Print the full listing exactly.

:::

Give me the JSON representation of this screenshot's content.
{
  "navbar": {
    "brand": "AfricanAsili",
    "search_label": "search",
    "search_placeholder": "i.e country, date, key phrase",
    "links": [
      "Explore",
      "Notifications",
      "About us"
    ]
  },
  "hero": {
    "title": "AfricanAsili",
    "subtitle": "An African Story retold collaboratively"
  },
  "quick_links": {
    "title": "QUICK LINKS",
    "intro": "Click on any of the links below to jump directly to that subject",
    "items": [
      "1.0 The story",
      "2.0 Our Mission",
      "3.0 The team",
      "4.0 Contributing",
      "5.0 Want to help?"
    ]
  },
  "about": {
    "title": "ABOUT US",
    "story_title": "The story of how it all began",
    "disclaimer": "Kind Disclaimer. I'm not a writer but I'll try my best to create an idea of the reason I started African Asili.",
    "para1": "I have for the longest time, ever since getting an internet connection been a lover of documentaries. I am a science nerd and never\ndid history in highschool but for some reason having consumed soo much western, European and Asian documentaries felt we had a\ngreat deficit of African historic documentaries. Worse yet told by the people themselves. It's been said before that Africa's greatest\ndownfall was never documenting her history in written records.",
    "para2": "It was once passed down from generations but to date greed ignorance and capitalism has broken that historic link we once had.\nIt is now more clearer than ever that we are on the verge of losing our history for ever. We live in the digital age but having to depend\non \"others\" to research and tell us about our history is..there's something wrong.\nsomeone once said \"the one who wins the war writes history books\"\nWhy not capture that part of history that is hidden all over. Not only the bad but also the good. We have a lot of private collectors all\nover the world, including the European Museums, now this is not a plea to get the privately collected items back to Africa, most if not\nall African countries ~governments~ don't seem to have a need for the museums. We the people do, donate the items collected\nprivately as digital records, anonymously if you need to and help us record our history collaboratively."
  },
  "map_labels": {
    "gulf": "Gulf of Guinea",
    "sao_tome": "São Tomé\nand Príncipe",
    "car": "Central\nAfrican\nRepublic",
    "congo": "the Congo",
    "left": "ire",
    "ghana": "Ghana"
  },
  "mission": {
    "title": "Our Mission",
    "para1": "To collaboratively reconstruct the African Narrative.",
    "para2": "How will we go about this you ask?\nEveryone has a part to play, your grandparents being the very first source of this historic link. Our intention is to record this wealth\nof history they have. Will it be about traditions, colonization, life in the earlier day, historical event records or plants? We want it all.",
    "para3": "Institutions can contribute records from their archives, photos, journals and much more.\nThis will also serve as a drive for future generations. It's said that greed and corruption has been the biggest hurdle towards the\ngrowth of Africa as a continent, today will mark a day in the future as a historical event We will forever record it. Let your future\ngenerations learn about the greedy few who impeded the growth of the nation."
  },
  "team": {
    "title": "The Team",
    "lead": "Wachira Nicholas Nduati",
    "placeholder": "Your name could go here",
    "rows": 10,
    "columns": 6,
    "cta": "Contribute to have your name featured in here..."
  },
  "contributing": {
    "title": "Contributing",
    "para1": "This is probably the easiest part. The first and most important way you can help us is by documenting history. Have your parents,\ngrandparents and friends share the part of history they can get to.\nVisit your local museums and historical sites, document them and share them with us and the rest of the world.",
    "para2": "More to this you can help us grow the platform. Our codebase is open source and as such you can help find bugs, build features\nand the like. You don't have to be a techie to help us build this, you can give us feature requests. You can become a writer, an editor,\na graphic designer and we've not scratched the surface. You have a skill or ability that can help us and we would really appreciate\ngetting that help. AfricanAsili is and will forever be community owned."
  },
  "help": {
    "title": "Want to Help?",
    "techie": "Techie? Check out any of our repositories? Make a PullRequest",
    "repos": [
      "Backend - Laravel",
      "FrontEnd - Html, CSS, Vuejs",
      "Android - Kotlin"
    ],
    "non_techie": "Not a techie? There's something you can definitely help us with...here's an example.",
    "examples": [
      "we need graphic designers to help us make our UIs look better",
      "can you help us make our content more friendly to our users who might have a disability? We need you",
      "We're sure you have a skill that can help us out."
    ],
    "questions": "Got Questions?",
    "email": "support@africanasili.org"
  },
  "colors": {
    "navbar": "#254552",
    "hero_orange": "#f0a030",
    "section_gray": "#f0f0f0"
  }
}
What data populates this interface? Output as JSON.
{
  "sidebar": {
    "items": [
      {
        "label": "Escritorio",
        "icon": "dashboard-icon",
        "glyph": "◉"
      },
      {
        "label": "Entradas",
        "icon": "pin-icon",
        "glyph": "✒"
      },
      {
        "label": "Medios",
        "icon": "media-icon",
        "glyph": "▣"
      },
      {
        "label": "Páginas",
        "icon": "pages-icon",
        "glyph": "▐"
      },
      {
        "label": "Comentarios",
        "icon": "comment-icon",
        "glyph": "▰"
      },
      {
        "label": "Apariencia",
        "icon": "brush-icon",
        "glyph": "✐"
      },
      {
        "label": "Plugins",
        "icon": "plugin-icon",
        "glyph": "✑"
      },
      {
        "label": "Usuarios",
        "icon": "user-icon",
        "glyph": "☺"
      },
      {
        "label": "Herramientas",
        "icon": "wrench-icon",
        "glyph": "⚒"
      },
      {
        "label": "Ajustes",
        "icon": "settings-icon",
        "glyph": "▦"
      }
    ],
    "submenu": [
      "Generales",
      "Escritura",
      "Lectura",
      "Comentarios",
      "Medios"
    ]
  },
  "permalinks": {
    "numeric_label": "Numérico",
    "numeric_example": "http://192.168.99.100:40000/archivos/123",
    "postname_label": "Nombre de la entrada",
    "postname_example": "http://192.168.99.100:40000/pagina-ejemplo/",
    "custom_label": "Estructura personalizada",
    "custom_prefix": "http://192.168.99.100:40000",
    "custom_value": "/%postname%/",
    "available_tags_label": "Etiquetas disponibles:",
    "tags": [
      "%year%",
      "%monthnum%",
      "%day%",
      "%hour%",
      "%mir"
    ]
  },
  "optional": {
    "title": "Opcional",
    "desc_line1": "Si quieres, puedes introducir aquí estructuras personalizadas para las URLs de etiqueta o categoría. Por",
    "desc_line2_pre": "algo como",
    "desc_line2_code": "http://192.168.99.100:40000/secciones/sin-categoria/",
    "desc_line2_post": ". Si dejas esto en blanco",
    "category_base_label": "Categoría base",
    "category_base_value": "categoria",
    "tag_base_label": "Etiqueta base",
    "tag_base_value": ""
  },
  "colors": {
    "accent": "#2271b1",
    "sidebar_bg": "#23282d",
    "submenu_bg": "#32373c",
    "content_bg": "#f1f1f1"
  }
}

:::

Finished answer >>
Give me the JSON representation of this screenshot's content.
{
  "navbar": {
    "brand": "AfricanAsili",
    "search_label": "search",
    "search_placeholder": "i.e country, date, key phrase",
    "links": [
      "Explore",
      "Notifications",
      "About us"
    ]
  },
  "hero": {
    "title": "AfricanAsili",
    "subtitle": "An African Story retold collaboratively"
  },
  "quick_links": {
    "title": "QUICK LINKS",
    "intro": "Click on any of the links below to jump directly to that subject",
    "items": [
      "1.0 The story",
      "2.0 Our Mission",
      "3.0 The team",
      "4.0 Contributing",
      "5.0 Want to help?"
    ]
  },
  "about": {
    "title": "ABOUT US",
    "story_title": "The story of how it all began",
    "disclaimer": "Kind Disclaimer. I'm not a writer but I'll try my best to create an idea of the reason I started African Asili.",
    "para1": "I have for the longest time, ever since getting an internet connection been a lover of documentaries. I am a science nerd and never\ndid history in highschool but for some reason having consumed soo much western, European and Asian documentaries felt we had a\ngreat deficit of African historic documentaries. Worse yet told by the people themselves. It's been said before that Africa's greatest\ndownfall was never documenting her history in written records.",
    "para2": "It was once passed down from generations but to date greed ignorance and capitalism has broken that historic link we once had.\nIt is now more clearer than ever that we are on the verge of losing our history for ever. We live in the digital age but having to depend\non \"others\" to research and tell us about our history is..there's something wrong.\nsomeone once said \"the one who wins the war writes history books\"\nWhy not capture that part of history that is hidden all over. Not only the bad but also the good. We have a lot of private collectors all\nover the world, including the European Museums, now this is not a plea to get the privately collected items back to Africa, most if not\nall African countries ~governments~ don't seem to have a need for the museums. We the people do, donate the items collected\nprivately as digital records, anonymously if you need to and help us record our history collaboratively."
  },
  "map_labels": {
    "gulf": "Gulf of Guinea",
    "sao_tome": "São Tomé\nand Príncipe",
    "car": "Central\nAfrican\nRepublic",
    "congo": "the Congo",
    "left": "ire",
    "ghana": "Ghana"
  },
  "mission": {
    "title": "Our Mission",
    "para1": "To collaboratively reconstruct the African Narrative.",
    "para2": "How will we go about this you ask?\nEveryone has a part to play, your grandparents being the very first source of this historic link. Our intention is to record this wealth\nof history they have. Will it be about traditions, colonization, life in the earlier day, historical event records or plants? We want it all.",
    "para3": "Institutions can contribute records from their archives, photos, journals and much more.\nThis will also serve as a drive for future generations. It's said that greed and corruption has been the biggest hurdle towards the\ngrowth of Africa as a continent, today will mark a day in the future as a historical event We will forever record it. Let your future\ngenerations learn about the greedy few who impeded the growth of the nation."
  },
  "team": {
    "title": "The Team",
    "lead": "Wachira Nicholas Nduati",
    "placeholder": "Your name could go here",
    "rows": 10,
    "columns": 6,
    "cta": "Contribute to have your name featured in here..."
  },
  "contributing": {
    "title": "Contributing",
    "para1": "This is probably the easiest part. The first and most important way you can help us is by documenting history. Have your parents,\ngrandparents and friends share the part of history they can get to.\nVisit your local museums and historical sites, document them and share them with us and the rest of the world.",
    "para2": "More to this you can help us grow the platform. Our codebase is open source and as such you can help find bugs, build features\nand the like. You don't have to be a techie to help us build this, you can give us feature requests. You can become a writer, an editor,\na graphic designer and we've not scratched the surface. You have a skill or ability that can help us and we would really appreciate\ngetting that help. AfricanAsili is and will forever be community owned."
  },
  "help": {
    "title": "Want to Help?",
    "techie": "Techie? Check out any of our repositories? Make a PullRequest",
    "repos": [
      "Backend - Laravel",
      "FrontEnd - Html, CSS, Vuejs",
      "Android - Kotlin"
    ],
    "non_techie": "Not a techie? There's something you can definitely help us with...here's an example.",
    "examples": [
      "we need graphic designers to help us make our UIs look better",
      "can you help us make our content more friendly to our users who might have a disability? We need you",
      "We're sure you have a skill that can help us out."
    ],
    "questions": "Got Questions?",
    "email": "support@africanasili.org"
  },
  "colors": {
    "navbar": "#254552",
    "hero_orange": "#f0a030",
    "section_gray": "#f0f0f0"
  }
}
What data populates this interface? Output as JSON.
{
  "sidebar": {
    "items": [
      {
        "label": "Escritorio",
        "icon": "dashboard-icon",
        "glyph": "◉"
      },
      {
        "label": "Entradas",
        "icon": "pin-icon",
        "glyph": "✒"
      },
      {
        "label": "Medios",
        "icon": "media-icon",
        "glyph": "▣"
      },
      {
        "label": "Páginas",
        "icon": "pages-icon",
        "glyph": "▐"
      },
      {
        "label": "Comentarios",
        "icon": "comment-icon",
        "glyph": "▰"
      },
      {
        "label": "Apariencia",
        "icon": "brush-icon",
        "glyph": "✐"
      },
      {
        "label": "Plugins",
        "icon": "plugin-icon",
        "glyph": "✑"
      },
      {
        "label": "Usuarios",
        "icon": "user-icon",
        "glyph": "☺"
      },
      {
        "label": "Herramientas",
        "icon": "wrench-icon",
        "glyph": "⚒"
      },
      {
        "label": "Ajustes",
        "icon": "settings-icon",
        "glyph": "▦"
      }
    ],
    "submenu": [
      "Generales",
      "Escritura",
      "Lectura",
      "Comentarios",
      "Medios"
    ]
  },
  "permalinks": {
    "numeric_label": "Numérico",
    "numeric_example": "http://192.168.99.100:40000/archivos/123",
    "postname_label": "Nombre de la entrada",
    "postname_example": "http://192.168.99.100:40000/pagina-ejemplo/",
    "custom_label": "Estructura personalizada",
    "custom_prefix": "http://192.168.99.100:40000",
    "custom_value": "/%postname%/",
    "available_tags_label": "Etiquetas disponibles:",
    "tags": [
      "%year%",
      "%monthnum%",
      "%day%",
      "%hour%",
      "%mir"
    ]
  },
  "optional": {
    "title": "Opcional",
    "desc_line1": "Si quieres, puedes introducir aquí estructuras personalizadas para las URLs de etiqueta o categoría. Por",
    "desc_line2_pre": "algo como",
    "desc_line2_code": "http://192.168.99.100:40000/secciones/sin-categoria/",
    "desc_line2_post": ". Si dejas esto en blanco",
    "category_base_label": "Categoría base",
    "category_base_value": "categoria",
    "tag_base_label": "Etiqueta base",
    "tag_base_value": ""
  },
  "colors": {
    "accent": "#2271b1",
    "sidebar_bg": "#23282d",
    "submenu_bg": "#32373c",
    "content_bg": "#f1f1f1"
  }
}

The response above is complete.